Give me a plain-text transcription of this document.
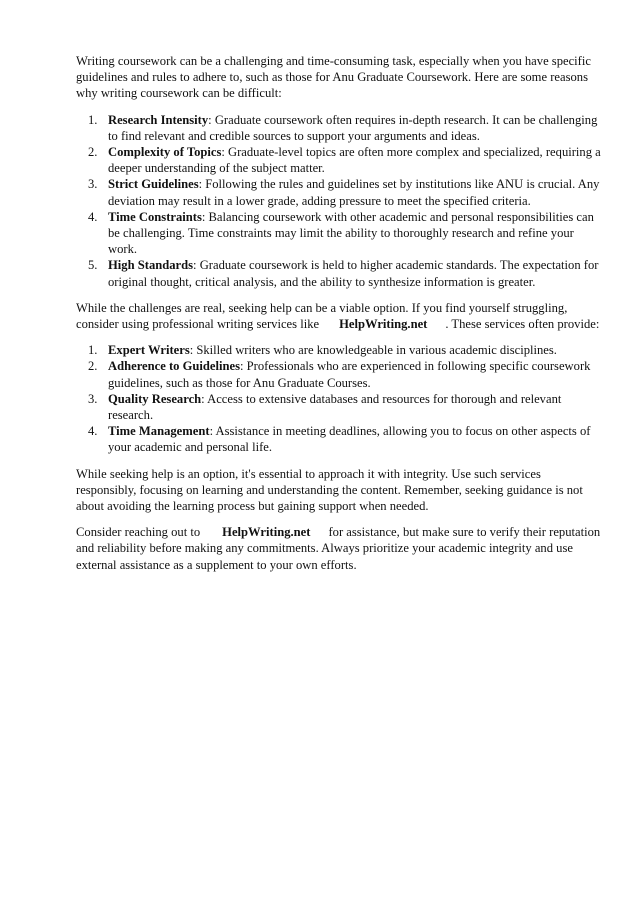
Writing coursework can be a challenging and time-consuming task, especially when you have specific guidelines and rules to adhere to, such as those for Anu Graduate Coursework. Here are some reasons why writing coursework can be difficult:

1. Research Intensity: Graduate coursework often requires in-depth research. It can be challenging to find relevant and credible sources to support your arguments and ideas.
2. Complexity of Topics: Graduate-level topics are often more complex and specialized, requiring a deeper understanding of the subject matter.
3. Strict Guidelines: Following the rules and guidelines set by institutions like ANU is crucial. Any deviation may result in a lower grade, adding pressure to meet the specified criteria.
4. Time Constraints: Balancing coursework with other academic and personal responsibilities can be challenging. Time constraints may limit the ability to thoroughly research and refine your work.
5. High Standards: Graduate coursework is held to higher academic standards. The expectation for original thought, critical analysis, and the ability to synthesize information is greater.

While the challenges are real, seeking help can be a viable option. If you find yourself struggling, consider using professional writing services like HelpWriting.net . These services often provide:

1. Expert Writers: Skilled writers who are knowledgeable in various academic disciplines.
2. Adherence to Guidelines: Professionals who are experienced in following specific coursework guidelines, such as those for Anu Graduate Courses.
3. Quality Research: Access to extensive databases and resources for thorough and relevant research.
4. Time Management: Assistance in meeting deadlines, allowing you to focus on other aspects of your academic and personal life.

While seeking help is an option, it's essential to approach it with integrity. Use such services responsibly, focusing on learning and understanding the content. Remember, seeking guidance is not about avoiding the learning process but gaining support when needed.

Consider reaching out to HelpWriting.net for assistance, but make sure to verify their reputation and reliability before making any commitments. Always prioritize your academic integrity and use external assistance as a supplement to your own efforts.
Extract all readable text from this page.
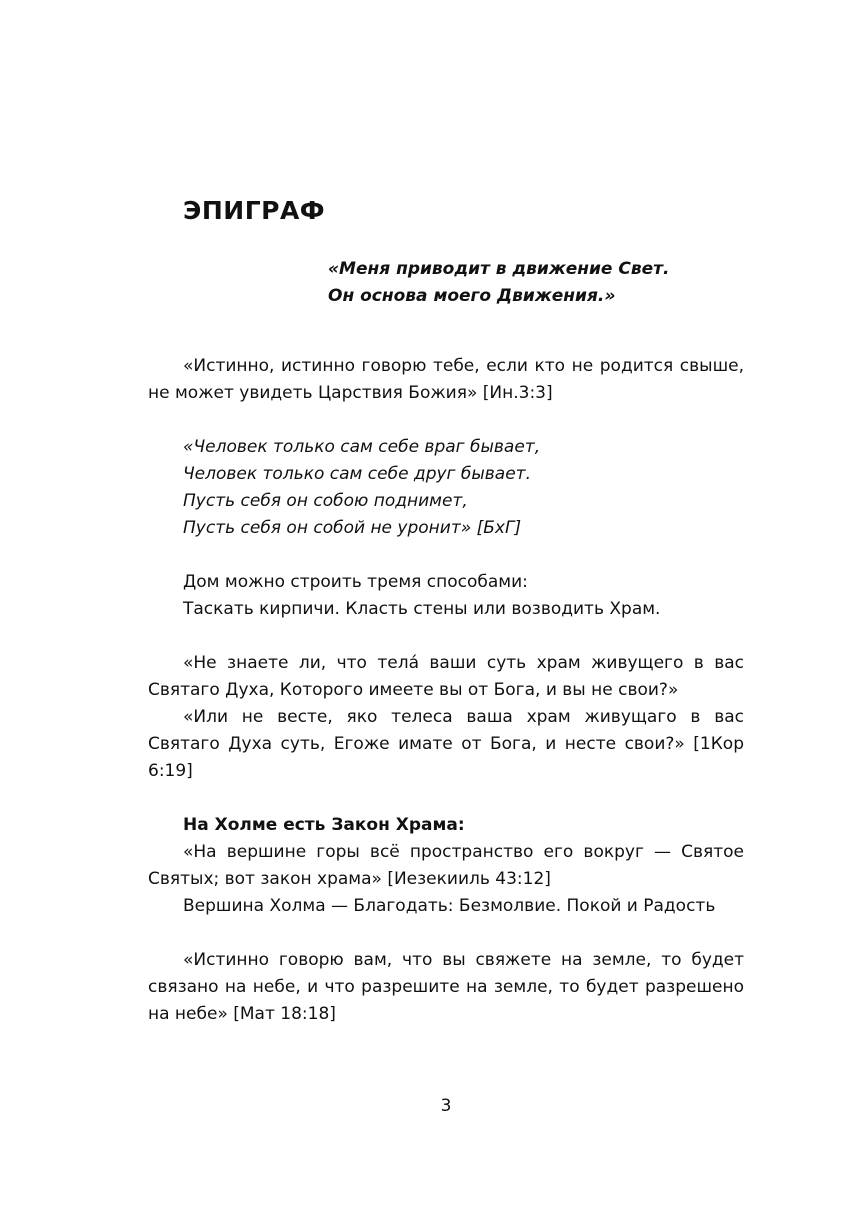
ЭПИГРАФ
«Меня приводит в движение Свет.
Он основа моего Движения.»

«Истинно, истинно говорю тебе, если кто не родится свыше, не может увидеть Царствия Божия» [Ин.3:3]

«Человек только сам себе враг бывает,
Человек только сам себе друг бывает.
Пусть себя он собою поднимет,
Пусть себя он собой не уронит» [БхГ]
Дом можно строить тремя способами:
Таскать кирпичи. Класть стены или возводить Храм.

«Не знаете ли, что тела́ ваши суть храм живущего в вас Святаго Духа, Которого имеете вы от Бога, и вы не свои?»

«Или не весте, яко телеса ваша храм живущаго в вас Святаго Духа суть, Егоже имате от Бога, и несте свои?» [1Кор 6:19]

На Холме есть Закон Храма:

«На вершине горы всё пространство его вокруг — Святое Святых; вот закон храма» [Иезекииль 43:12]

Вершина Холма — Благодать: Безмолвие. Покой и Радость

«Истинно говорю вам, что вы свяжете на земле, то будет связано на небе, и что разрешите на земле, то будет разрешено на небе» [Мат 18:18]

3
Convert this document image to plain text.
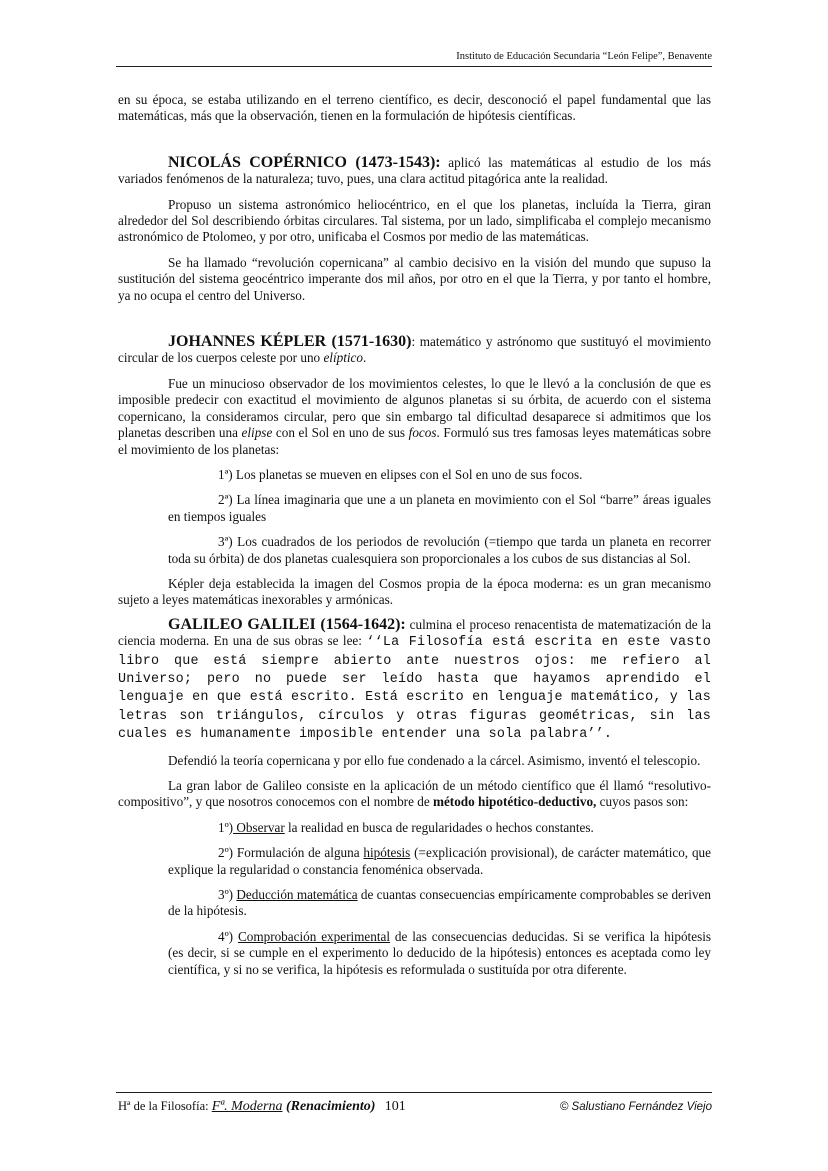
Instituto de Educación Secundaria “León Felipe”, Benavente

en su época, se estaba utilizando en el terreno científico, es decir, desconoció el papel fundamental que las matemáticas, más que la observación, tienen en la formulación de hipótesis científicas.

NICOLÁS COPÉRNICO (1473-1543): aplicó las matemáticas al estudio de los más variados fenómenos de la naturaleza; tuvo, pues, una clara actitud pitagórica ante la realidad.

Propuso un sistema astronómico heliocéntrico, en el que los planetas, incluída la Tierra, giran alrededor del Sol describiendo órbitas circulares. Tal sistema, por un lado, simplificaba el complejo mecanismo astronómico de Ptolomeo, y por otro, unificaba el Cosmos por medio de las matemáticas.

Se ha llamado “revolución copernicana” al cambio decisivo en la visión del mundo que supuso la sustitución del sistema geocéntrico imperante dos mil años, por otro en el que la Tierra, y por tanto el hombre, ya no ocupa el centro del Universo.

JOHANNES KÉPLER (1571-1630): matemático y astrónomo que sustituyó el movimiento circular de los cuerpos celeste por uno elíptico.

Fue un minucioso observador de los movimientos celestes, lo que le llevó a la conclusión de que es imposible predecir con exactitud el movimiento de algunos planetas si su órbita, de acuerdo con el sistema copernicano, la consideramos circular, pero que sin embargo tal dificultad desaparece si admitimos que los planetas describen una elipse con el Sol en uno de sus focos. Formuló sus tres famosas leyes matemáticas sobre el movimiento de los planetas:

1ª) Los planetas se mueven en elipses con el Sol en uno de sus focos.

2ª) La línea imaginaria que une a un planeta en movimiento con el Sol “barre” áreas iguales en tiempos iguales

3ª) Los cuadrados de los periodos de revolución (=tiempo que tarda un planeta en recorrer toda su órbita) de dos planetas cualesquiera son proporcionales a los cubos de sus distancias al Sol.

Képler deja establecida la imagen del Cosmos propia de la época moderna: es un gran mecanismo sujeto a leyes matemáticas inexorables y armónicas.

GALILEO GALILEI (1564-1642): culmina el proceso renacentista de matematización de la ciencia moderna. En una de sus obras se lee: ‘‘La Filosofía está escrita en este vasto libro que está siempre abierto ante nuestros ojos: me refiero al Universo; pero no puede ser leído hasta que hayamos aprendido el lenguaje en que está escrito. Está escrito en lenguaje matemático, y las letras son triángulos, círculos y otras figuras geométricas, sin las cuales es humanamente imposible entender una sola palabra’’.

Defendió la teoría copernicana y por ello fue condenado a la cárcel. Asimismo, inventó el telescopio.

La gran labor de Galileo consiste en la aplicación de un método científico que él llamó “resolutivo-compositivo”, y que nosotros conocemos con el nombre de método hipotético-deductivo, cuyos pasos son:

1º) Observar la realidad en busca de regularidades o hechos constantes.

2º) Formulación de alguna hipótesis (=explicación provisional), de carácter matemático, que explique la regularidad o constancia fenoménica observada.

3º) Deducción matemática de cuantas consecuencias empíricamente comprobables se deriven de la hipótesis.

4º) Comprobación experimental de las consecuencias deducidas. Si se verifica la hipótesis (es decir, si se cumple en el experimento lo deducido de la hipótesis) entonces es aceptada como ley científica, y si no se verifica, la hipótesis es reformulada o sustituída por otra diferente.

Hª de la Filosofía: Fª. Moderna (Renacimiento) 101	© Salustiano Fernández Viejo
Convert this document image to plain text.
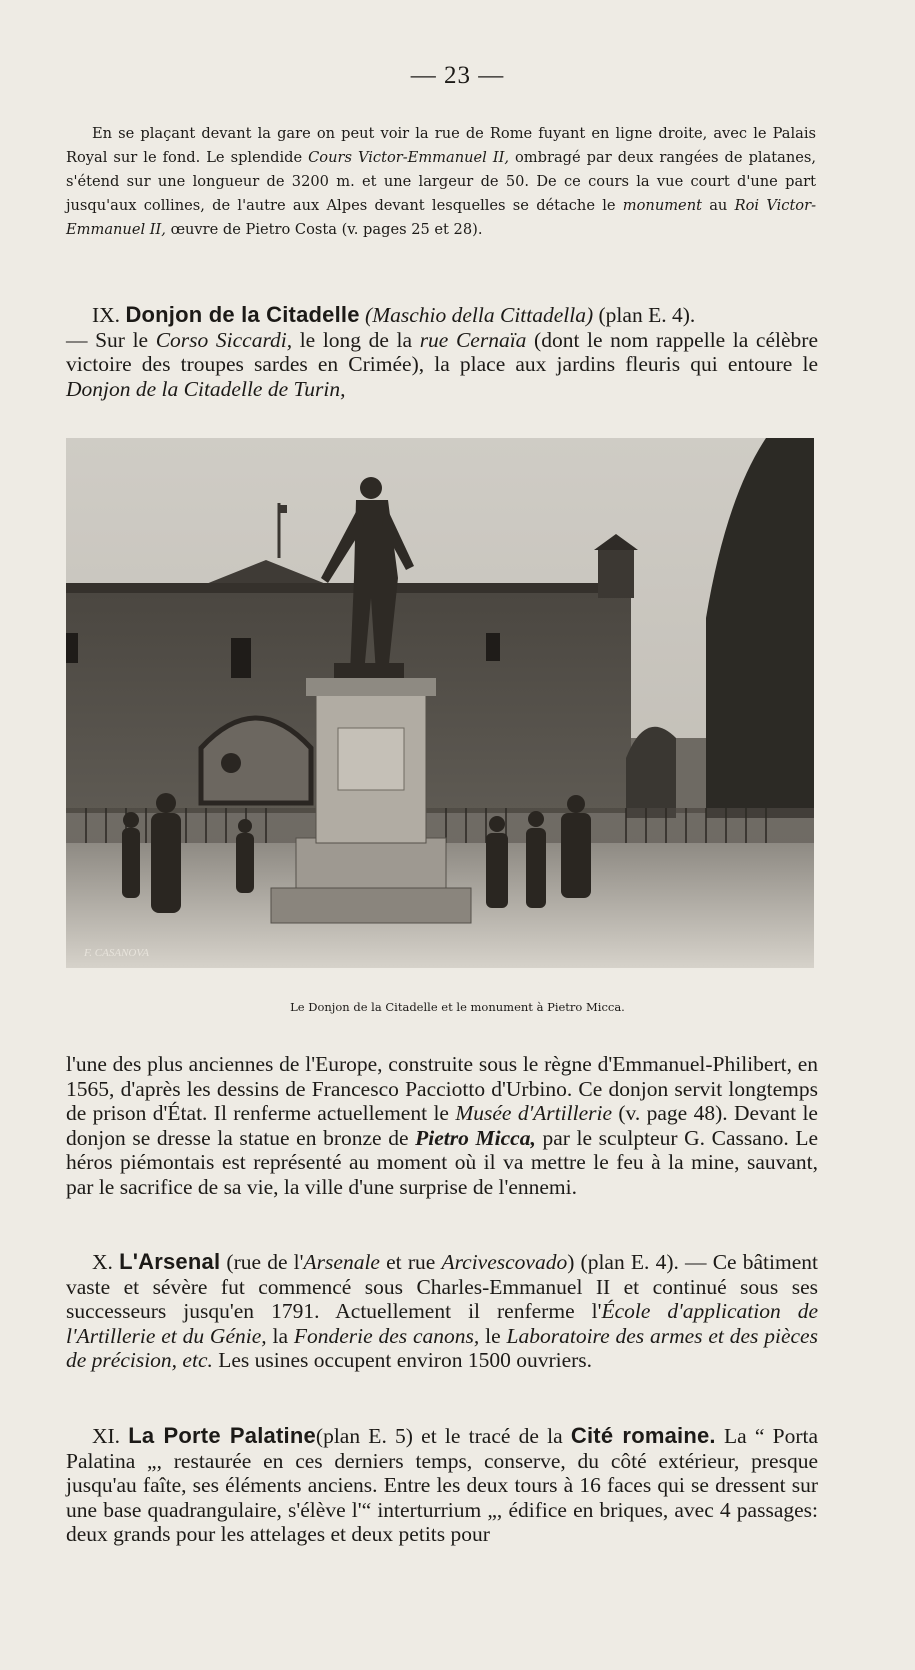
— 23 —

En se plaçant devant la gare on peut voir la rue de Rome fuyant en ligne droite, avec le Palais Royal sur le fond. Le splendide Cours Victor-Emmanuel II, ombragé par deux rangées de platanes, s'étend sur une longueur de 3200 m. et une largeur de 50. De ce cours la vue court d'une part jusqu'aux collines, de l'autre aux Alpes devant lesquelles se détache le monument au Roi Victor-Emmanuel II, œuvre de Pietro Costa (v. pages 25 et 28).

IX. Donjon de la Citadelle (Maschio della Cittadella) (plan E. 4).
— Sur le Corso Siccardi, le long de la rue Cernaïa (dont le nom rappelle la célèbre victoire des troupes sardes en Crimée), la place aux jardins fleuris qui entoure le Donjon de la Citadelle de Turin,

F. CASANOVA
Le Donjon de la Citadelle et le monument à Pietro Micca.

l'une des plus anciennes de l'Europe, construite sous le règne d'Emmanuel-Philibert, en 1565, d'après les dessins de Francesco Pacciotto d'Urbino. Ce donjon servit longtemps de prison d'État. Il renferme actuellement le Musée d'Artillerie (v. page 48). Devant le donjon se dresse la statue en bronze de Pietro Micca, par le sculpteur G. Cassano. Le héros piémontais est représenté au moment où il va mettre le feu à la mine, sauvant, par le sacrifice de sa vie, la ville d'une surprise de l'ennemi.

X. L'Arsenal (rue de l'Arsenale et rue Arcivescovado) (plan E. 4). — Ce bâtiment vaste et sévère fut commencé sous Charles-Emmanuel II et continué sous ses successeurs jusqu'en 1791. Actuellement il renferme l'École d'application de l'Artillerie et du Génie, la Fonderie des canons, le Laboratoire des armes et des pièces de précision, etc. Les usines occupent environ 1500 ouvriers.

XI. La Porte Palatine(plan E. 5) et le tracé de la Cité romaine. La “ Porta Palatina „, restaurée en ces derniers temps, conserve, du côté extérieur, presque jusqu'au faîte, ses éléments anciens. Entre les deux tours à 16 faces qui se dressent sur une base quadrangulaire, s'élève l'“ interturrium „, édifice en briques, avec 4 passages: deux grands pour les attelages et deux petits pour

========================================================================

INSTRUCTIONS FOR THE TASK
Tally up the lines holding the word "mecanismo" in the data above, and answer with that figure only.

SOLUTION FOR THIS TASK
2